GOAL: Go through the entries below and write each one out exactly.

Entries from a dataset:
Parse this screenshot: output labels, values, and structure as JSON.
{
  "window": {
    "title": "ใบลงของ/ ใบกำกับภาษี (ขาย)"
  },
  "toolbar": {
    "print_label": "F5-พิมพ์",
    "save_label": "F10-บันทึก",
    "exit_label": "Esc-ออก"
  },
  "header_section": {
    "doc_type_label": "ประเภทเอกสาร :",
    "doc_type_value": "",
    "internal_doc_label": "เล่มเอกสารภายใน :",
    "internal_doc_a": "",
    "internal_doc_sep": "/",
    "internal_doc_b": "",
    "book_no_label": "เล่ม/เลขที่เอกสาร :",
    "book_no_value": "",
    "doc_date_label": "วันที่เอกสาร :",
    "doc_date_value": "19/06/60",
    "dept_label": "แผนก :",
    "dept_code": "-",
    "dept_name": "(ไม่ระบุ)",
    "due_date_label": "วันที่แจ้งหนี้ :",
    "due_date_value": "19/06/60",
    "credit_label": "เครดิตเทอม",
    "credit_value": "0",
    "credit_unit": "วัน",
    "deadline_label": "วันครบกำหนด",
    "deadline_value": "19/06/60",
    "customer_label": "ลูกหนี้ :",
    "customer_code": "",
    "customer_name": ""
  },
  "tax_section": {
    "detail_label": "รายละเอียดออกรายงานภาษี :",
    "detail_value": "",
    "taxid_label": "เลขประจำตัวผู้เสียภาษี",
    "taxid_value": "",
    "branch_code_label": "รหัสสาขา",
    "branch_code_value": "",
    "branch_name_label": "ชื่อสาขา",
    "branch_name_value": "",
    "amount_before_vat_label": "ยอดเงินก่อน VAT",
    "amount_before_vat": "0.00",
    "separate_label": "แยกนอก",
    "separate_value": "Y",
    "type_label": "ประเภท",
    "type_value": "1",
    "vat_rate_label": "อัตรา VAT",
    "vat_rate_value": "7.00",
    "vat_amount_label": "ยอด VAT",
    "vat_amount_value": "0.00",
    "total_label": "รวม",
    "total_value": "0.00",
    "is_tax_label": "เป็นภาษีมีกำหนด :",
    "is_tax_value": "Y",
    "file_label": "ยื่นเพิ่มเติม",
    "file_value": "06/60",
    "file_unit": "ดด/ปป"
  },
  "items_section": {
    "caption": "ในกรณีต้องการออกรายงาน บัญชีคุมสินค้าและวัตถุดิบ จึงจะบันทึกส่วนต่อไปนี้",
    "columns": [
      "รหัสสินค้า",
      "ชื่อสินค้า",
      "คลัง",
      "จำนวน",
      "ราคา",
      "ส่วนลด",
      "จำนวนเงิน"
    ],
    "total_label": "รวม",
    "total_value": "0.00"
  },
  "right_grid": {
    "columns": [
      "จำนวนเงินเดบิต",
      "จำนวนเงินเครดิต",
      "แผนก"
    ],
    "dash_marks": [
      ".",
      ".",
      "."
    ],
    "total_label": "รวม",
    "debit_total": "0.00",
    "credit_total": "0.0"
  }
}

OUTPUT FOR THIS TASK:
Parse this screenshot: output labels, values, and structure as JSON.
{
  "window": {
    "title": "ใบลงของ/ ใบกำกับภาษี (ขาย)"
  },
  "toolbar": {
    "print_label": "F5-พิมพ์",
    "save_label": "F10-บันทึก",
    "exit_label": "Esc-ออก"
  },
  "header_section": {
    "doc_type_label": "ประเภทเอกสาร :",
    "doc_type_value": "",
    "internal_doc_label": "เล่มเอกสารภายใน :",
    "internal_doc_a": "",
    "internal_doc_sep": "/",
    "internal_doc_b": "",
    "book_no_label": "เล่ม/เลขที่เอกสาร :",
    "book_no_value": "",
    "doc_date_label": "วันที่เอกสาร :",
    "doc_date_value": "19/06/60",
    "dept_label": "แผนก :",
    "dept_code": "-",
    "dept_name": "(ไม่ระบุ)",
    "due_date_label": "วันที่แจ้งหนี้ :",
    "due_date_value": "19/06/60",
    "credit_label": "เครดิตเทอม",
    "credit_value": "0",
    "credit_unit": "วัน",
    "deadline_label": "วันครบกำหนด",
    "deadline_value": "19/06/60",
    "customer_label": "ลูกหนี้ :",
    "customer_code": "",
    "customer_name": ""
  },
  "tax_section": {
    "detail_label": "รายละเอียดออกรายงานภาษี :",
    "detail_value": "",
    "taxid_label": "เลขประจำตัวผู้เสียภาษี",
    "taxid_value": "",
    "branch_code_label": "รหัสสาขา",
    "branch_code_value": "",
    "branch_name_label": "ชื่อสาขา",
    "branch_name_value": "",
    "amount_before_vat_label": "ยอดเงินก่อน VAT",
    "amount_before_vat": "0.00",
    "separate_label": "แยกนอก",
    "separate_value": "Y",
    "type_label": "ประเภท",
    "type_value": "1",
    "vat_rate_label": "อัตรา VAT",
    "vat_rate_value": "7.00",
    "vat_amount_label": "ยอด VAT",
    "vat_amount_value": "0.00",
    "total_label": "รวม",
    "total_value": "0.00",
    "is_tax_label": "เป็นภาษีมีกำหนด :",
    "is_tax_value": "Y",
    "file_label": "ยื่นเพิ่มเติม",
    "file_value": "06/60",
    "file_unit": "ดด/ปป"
  },
  "items_section": {
    "caption": "ในกรณีต้องการออกรายงาน บัญชีคุมสินค้าและวัตถุดิบ จึงจะบันทึกส่วนต่อไปนี้",
    "columns": [
      "รหัสสินค้า",
      "ชื่อสินค้า",
      "คลัง",
      "จำนวน",
      "ราคา",
      "ส่วนลด",
      "จำนวนเงิน"
    ],
    "total_label": "รวม",
    "total_value": "0.00"
  },
  "right_grid": {
    "columns": [
      "จำนวนเงินเดบิต",
      "จำนวนเงินเครดิต",
      "แผนก"
    ],
    "dash_marks": [
      ".",
      ".",
      "."
    ],
    "total_label": "รวม",
    "debit_total": "0.00",
    "credit_total": "0.0"
  }
}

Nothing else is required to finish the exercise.